*Text segment:*
Snake eyes: scientists investigate treating eye infections with venom antidote

University of Liverpool researchers will explore whether anti-toxins commonly used to treat bee stings and snake venom could combat keratitis


UK scientists will explore the potential of anti-toxins as an alternative to antibiotics for the treatment of microbial keratitis.

The development follows research at the University of Liverpool that found a bacteria, accounting for a third of all cases of the eye condition, produces toxins that are similar to those found in snake venom or bee stings.

University of Liverpool professor Stephen Kaye and his research team are investigating whether antidotes, called anti-phospholipases, can be delivered directly to the eye to restrict or prevent cell damage caused by microbial keratitis.

Microbial keratitis only has a limited response to antibiotics and can result in sight loss in some cases.

The research project is funded by Fight for Sight. Director of research, policy and innovation with the charity, Dr Neil Ebenezer, emphasised that the importance of the project cannot be overstated.

“Not only do antibiotics have limited impact on microbial keratitis but also antibiotic resistance is a growing threat to our current way of life,” he said.

“This study could also serve as a model for introduction of other non-antibiotic topical therapies for use in other bacterial infections of the eye,” Dr Ebenezer added.

*Your task:* Print the part of the article on treating eye infections with venom antidotes that starts at "Microbial keratitis only" and ends at "cannot be overstated.", word for word.

Bounding box prediction data:
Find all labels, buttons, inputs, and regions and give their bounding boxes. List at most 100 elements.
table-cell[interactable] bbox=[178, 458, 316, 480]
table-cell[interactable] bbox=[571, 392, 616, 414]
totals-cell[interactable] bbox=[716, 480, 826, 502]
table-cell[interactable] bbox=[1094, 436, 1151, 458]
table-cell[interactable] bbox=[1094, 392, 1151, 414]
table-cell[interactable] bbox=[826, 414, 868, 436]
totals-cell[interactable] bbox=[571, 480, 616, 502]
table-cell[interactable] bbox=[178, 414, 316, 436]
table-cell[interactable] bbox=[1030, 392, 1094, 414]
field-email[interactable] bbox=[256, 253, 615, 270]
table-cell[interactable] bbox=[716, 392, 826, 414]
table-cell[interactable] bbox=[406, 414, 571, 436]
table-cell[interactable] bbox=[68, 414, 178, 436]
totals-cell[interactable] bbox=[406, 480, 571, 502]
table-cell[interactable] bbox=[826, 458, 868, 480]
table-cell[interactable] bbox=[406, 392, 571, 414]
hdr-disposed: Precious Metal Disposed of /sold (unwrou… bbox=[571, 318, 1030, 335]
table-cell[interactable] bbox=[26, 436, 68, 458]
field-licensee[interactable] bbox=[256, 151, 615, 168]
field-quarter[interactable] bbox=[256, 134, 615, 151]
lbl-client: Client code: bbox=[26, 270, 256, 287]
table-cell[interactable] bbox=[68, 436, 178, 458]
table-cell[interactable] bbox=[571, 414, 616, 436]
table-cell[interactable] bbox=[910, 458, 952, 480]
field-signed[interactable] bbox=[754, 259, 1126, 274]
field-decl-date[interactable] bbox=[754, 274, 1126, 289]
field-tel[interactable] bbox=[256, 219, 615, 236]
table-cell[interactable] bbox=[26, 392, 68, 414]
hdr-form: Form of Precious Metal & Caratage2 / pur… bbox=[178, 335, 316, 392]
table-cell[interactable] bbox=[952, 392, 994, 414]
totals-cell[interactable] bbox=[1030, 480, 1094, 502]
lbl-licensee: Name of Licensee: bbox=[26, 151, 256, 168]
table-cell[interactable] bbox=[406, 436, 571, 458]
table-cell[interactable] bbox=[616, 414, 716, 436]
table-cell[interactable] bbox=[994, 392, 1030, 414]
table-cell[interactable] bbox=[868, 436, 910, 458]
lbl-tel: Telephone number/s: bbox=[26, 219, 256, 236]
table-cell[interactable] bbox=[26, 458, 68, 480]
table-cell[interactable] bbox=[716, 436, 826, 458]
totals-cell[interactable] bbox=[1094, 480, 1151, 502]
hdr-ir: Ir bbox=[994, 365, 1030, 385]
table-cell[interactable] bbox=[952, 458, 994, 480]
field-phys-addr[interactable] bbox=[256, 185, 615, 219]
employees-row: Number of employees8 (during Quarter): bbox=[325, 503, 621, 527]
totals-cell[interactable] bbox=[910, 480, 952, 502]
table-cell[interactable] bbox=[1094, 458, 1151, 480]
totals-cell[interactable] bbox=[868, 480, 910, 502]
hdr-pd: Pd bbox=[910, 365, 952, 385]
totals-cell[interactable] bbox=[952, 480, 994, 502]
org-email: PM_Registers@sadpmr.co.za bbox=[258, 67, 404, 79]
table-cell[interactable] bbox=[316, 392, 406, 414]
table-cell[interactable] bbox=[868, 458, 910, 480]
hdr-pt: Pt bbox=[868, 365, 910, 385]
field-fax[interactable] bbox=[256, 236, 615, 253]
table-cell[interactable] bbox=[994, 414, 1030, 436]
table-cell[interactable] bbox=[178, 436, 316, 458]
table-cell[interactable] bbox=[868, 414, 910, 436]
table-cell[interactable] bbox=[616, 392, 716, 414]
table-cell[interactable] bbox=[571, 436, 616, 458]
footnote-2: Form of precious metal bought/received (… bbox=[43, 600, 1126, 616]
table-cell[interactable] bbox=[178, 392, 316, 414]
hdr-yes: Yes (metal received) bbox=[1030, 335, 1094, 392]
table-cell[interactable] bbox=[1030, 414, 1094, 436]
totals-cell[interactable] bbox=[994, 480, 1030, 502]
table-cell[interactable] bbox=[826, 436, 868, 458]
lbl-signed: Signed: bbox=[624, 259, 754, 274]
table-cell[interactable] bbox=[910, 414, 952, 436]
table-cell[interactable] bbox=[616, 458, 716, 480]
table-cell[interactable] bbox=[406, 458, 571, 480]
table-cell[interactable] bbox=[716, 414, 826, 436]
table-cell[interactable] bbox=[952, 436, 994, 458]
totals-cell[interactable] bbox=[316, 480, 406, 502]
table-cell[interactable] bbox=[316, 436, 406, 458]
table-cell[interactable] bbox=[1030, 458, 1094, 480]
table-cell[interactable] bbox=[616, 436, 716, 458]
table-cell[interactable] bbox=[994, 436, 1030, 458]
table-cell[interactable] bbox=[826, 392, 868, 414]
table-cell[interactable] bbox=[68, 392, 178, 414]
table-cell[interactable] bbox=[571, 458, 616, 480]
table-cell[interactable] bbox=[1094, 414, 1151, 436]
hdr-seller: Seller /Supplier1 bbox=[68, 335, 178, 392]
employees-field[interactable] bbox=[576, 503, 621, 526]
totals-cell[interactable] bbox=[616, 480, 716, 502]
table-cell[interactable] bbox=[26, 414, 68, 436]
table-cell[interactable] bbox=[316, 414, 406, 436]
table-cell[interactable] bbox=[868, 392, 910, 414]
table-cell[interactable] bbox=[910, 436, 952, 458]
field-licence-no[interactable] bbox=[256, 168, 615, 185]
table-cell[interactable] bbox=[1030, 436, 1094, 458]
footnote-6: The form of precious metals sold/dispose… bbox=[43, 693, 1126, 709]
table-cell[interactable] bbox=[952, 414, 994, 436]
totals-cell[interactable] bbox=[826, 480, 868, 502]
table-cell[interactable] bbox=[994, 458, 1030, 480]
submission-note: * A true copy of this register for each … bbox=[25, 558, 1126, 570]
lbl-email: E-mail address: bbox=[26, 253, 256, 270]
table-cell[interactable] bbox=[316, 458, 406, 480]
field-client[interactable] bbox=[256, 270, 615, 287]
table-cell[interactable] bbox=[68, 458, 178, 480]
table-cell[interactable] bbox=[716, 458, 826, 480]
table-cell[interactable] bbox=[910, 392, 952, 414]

*Result:*
Microbial keratitis only has a limited response to antibiotics and can result in sight loss in some cases.

The research project is funded by Fight for Sight. Director of research, policy and innovation with the charity, Dr Neil Ebenezer, emphasised that the importance of the project cannot be overstated.